-- START MATERIAL SHOWN --

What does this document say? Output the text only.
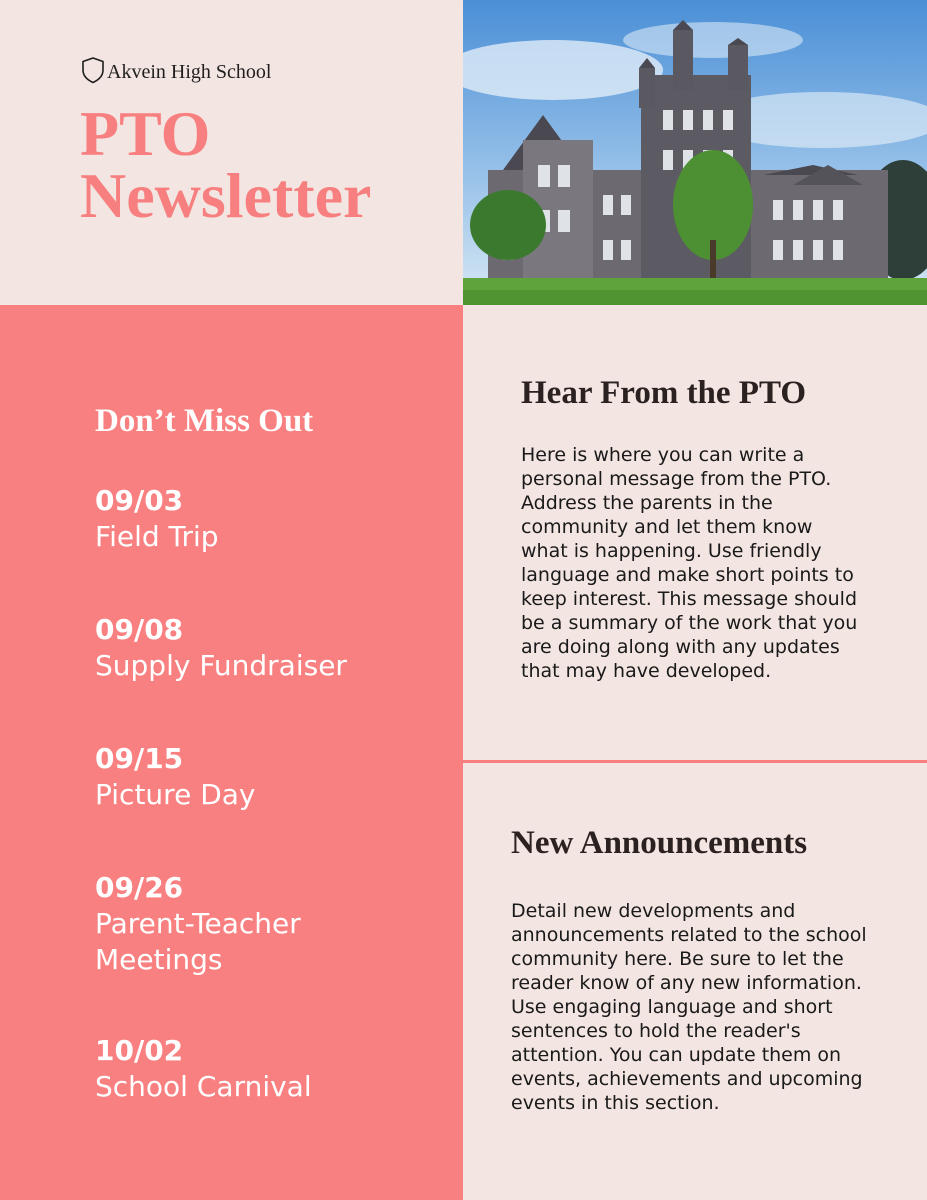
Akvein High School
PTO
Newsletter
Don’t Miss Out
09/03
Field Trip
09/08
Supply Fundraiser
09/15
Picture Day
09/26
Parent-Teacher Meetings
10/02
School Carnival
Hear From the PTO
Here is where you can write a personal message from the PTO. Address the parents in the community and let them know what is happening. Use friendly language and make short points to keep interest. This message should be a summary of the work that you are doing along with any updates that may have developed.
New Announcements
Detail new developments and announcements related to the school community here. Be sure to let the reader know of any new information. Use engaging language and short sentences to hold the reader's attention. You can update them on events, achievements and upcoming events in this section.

-- END MATERIAL SHOWN --

▶ [EXERCISE DIRECTIONS] Transcribe the material exactly, leaving every picture out.

▶ [SOLVED PROBLEM]
What does this document say? Output the text only.
Akvein High School
PTO
Newsletter
Don’t Miss Out
09/03
Field Trip
09/08
Supply Fundraiser
09/15
Picture Day
09/26
Parent-Teacher Meetings
10/02
School Carnival
Hear From the PTO
Here is where you can write a personal message from the PTO. Address the parents in the community and let them know what is happening. Use friendly language and make short points to keep interest. This message should be a summary of the work that you are doing along with any updates that may have developed.
New Announcements
Detail new developments and announcements related to the school community here. Be sure to let the reader know of any new information. Use engaging language and short sentences to hold the reader's attention. You can update them on events, achievements and upcoming events in this section.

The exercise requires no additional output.